## Direction:
Can you print every record below exactly as written?

>> Start Extracted material

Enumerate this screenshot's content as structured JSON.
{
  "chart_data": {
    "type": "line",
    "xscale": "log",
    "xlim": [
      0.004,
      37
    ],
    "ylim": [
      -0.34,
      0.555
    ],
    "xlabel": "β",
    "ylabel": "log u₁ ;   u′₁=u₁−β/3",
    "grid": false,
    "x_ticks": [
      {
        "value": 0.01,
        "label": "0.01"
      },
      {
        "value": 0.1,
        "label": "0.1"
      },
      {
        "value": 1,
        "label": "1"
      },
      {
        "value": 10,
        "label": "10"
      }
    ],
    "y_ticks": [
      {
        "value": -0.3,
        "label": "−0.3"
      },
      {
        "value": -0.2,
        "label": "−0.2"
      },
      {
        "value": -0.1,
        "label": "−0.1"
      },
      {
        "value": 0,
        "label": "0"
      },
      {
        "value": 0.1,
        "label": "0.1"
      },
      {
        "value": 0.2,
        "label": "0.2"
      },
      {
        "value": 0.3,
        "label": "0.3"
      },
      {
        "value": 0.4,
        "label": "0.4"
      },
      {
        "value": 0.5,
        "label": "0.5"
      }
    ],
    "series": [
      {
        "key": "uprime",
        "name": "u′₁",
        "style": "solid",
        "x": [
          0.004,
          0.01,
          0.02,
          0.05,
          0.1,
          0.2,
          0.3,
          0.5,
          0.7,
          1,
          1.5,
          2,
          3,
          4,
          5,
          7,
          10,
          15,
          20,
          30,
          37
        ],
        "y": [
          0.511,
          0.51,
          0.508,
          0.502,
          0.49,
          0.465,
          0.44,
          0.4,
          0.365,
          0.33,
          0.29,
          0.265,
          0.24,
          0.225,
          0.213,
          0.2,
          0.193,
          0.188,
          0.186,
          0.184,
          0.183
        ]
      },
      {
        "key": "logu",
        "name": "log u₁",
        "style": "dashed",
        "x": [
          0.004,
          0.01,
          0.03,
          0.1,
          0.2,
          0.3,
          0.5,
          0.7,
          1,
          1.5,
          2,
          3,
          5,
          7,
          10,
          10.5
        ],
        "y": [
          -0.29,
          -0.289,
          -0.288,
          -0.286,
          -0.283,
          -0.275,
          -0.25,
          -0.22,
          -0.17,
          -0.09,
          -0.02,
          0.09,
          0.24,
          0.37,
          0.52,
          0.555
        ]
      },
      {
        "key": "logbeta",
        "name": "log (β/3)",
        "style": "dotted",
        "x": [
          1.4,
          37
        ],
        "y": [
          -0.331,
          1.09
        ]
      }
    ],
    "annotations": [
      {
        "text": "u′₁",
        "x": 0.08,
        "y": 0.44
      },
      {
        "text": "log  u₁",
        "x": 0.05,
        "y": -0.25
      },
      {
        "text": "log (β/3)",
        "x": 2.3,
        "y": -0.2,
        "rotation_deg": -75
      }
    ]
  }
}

>> End Extracted material

## Expected answer:
Enumerate this screenshot's content as structured JSON.
{
  "chart_data": {
    "type": "line",
    "xscale": "log",
    "xlim": [
      0.004,
      37
    ],
    "ylim": [
      -0.34,
      0.555
    ],
    "xlabel": "β",
    "ylabel": "log u₁ ;   u′₁=u₁−β/3",
    "grid": false,
    "x_ticks": [
      {
        "value": 0.01,
        "label": "0.01"
      },
      {
        "value": 0.1,
        "label": "0.1"
      },
      {
        "value": 1,
        "label": "1"
      },
      {
        "value": 10,
        "label": "10"
      }
    ],
    "y_ticks": [
      {
        "value": -0.3,
        "label": "−0.3"
      },
      {
        "value": -0.2,
        "label": "−0.2"
      },
      {
        "value": -0.1,
        "label": "−0.1"
      },
      {
        "value": 0,
        "label": "0"
      },
      {
        "value": 0.1,
        "label": "0.1"
      },
      {
        "value": 0.2,
        "label": "0.2"
      },
      {
        "value": 0.3,
        "label": "0.3"
      },
      {
        "value": 0.4,
        "label": "0.4"
      },
      {
        "value": 0.5,
        "label": "0.5"
      }
    ],
    "series": [
      {
        "key": "uprime",
        "name": "u′₁",
        "style": "solid",
        "x": [
          0.004,
          0.01,
          0.02,
          0.05,
          0.1,
          0.2,
          0.3,
          0.5,
          0.7,
          1,
          1.5,
          2,
          3,
          4,
          5,
          7,
          10,
          15,
          20,
          30,
          37
        ],
        "y": [
          0.511,
          0.51,
          0.508,
          0.502,
          0.49,
          0.465,
          0.44,
          0.4,
          0.365,
          0.33,
          0.29,
          0.265,
          0.24,
          0.225,
          0.213,
          0.2,
          0.193,
          0.188,
          0.186,
          0.184,
          0.183
        ]
      },
      {
        "key": "logu",
        "name": "log u₁",
        "style": "dashed",
        "x": [
          0.004,
          0.01,
          0.03,
          0.1,
          0.2,
          0.3,
          0.5,
          0.7,
          1,
          1.5,
          2,
          3,
          5,
          7,
          10,
          10.5
        ],
        "y": [
          -0.29,
          -0.289,
          -0.288,
          -0.286,
          -0.283,
          -0.275,
          -0.25,
          -0.22,
          -0.17,
          -0.09,
          -0.02,
          0.09,
          0.24,
          0.37,
          0.52,
          0.555
        ]
      },
      {
        "key": "logbeta",
        "name": "log (β/3)",
        "style": "dotted",
        "x": [
          1.4,
          37
        ],
        "y": [
          -0.331,
          1.09
        ]
      }
    ],
    "annotations": [
      {
        "text": "u′₁",
        "x": 0.08,
        "y": 0.44
      },
      {
        "text": "log  u₁",
        "x": 0.05,
        "y": -0.25
      },
      {
        "text": "log (β/3)",
        "x": 2.3,
        "y": -0.2,
        "rotation_deg": -75
      }
    ]
  }
}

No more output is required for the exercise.